## Exercise
Go through the material and pull out every line with the string "Users" in it.

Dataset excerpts

— Begin —

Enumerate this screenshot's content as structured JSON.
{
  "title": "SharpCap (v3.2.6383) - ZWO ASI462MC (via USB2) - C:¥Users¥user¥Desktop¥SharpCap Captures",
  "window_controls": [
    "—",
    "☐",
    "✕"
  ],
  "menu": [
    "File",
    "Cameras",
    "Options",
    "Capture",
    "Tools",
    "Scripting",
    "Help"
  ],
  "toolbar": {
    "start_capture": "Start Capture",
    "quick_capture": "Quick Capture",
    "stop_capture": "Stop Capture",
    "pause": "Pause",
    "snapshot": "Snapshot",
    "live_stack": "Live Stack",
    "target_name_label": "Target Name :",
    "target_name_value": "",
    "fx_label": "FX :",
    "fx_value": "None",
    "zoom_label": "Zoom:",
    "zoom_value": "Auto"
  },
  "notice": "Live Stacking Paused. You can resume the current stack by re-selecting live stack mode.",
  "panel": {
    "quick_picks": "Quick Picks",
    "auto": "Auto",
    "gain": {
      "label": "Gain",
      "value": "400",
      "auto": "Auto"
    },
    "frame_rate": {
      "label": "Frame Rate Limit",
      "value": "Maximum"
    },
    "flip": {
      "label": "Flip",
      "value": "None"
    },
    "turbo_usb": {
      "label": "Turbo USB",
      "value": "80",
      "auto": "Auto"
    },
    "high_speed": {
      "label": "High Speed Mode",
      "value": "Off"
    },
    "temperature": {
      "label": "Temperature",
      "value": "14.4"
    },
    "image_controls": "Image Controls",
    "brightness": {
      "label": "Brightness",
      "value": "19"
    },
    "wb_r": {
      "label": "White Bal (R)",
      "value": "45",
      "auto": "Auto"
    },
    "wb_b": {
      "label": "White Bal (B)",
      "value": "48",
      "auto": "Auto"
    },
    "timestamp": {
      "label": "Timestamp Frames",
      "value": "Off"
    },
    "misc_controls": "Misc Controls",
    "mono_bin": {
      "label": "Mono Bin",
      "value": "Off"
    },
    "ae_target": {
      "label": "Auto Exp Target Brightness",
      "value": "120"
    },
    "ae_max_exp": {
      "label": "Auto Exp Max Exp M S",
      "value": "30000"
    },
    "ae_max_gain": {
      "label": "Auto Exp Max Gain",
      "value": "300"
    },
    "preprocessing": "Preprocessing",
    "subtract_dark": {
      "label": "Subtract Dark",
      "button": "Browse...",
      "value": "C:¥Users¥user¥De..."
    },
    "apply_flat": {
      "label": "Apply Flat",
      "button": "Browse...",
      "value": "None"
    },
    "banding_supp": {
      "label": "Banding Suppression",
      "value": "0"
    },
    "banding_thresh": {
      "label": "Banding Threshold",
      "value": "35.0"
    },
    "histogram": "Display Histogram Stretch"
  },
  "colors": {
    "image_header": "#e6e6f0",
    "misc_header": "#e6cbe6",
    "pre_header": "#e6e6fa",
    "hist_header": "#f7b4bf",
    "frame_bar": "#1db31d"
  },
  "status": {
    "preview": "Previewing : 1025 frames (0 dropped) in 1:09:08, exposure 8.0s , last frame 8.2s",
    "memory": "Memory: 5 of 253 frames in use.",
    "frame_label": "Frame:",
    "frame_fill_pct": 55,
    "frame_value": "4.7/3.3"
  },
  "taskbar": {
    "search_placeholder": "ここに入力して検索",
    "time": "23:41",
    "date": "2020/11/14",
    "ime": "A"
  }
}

— End —

## Task response
  "title": "SharpCap (v3.2.6383) - ZWO ASI462MC (via USB2) - C:¥Users¥user¥Desktop¥SharpCap Captures",
      "value": "C:¥Users¥user¥De..."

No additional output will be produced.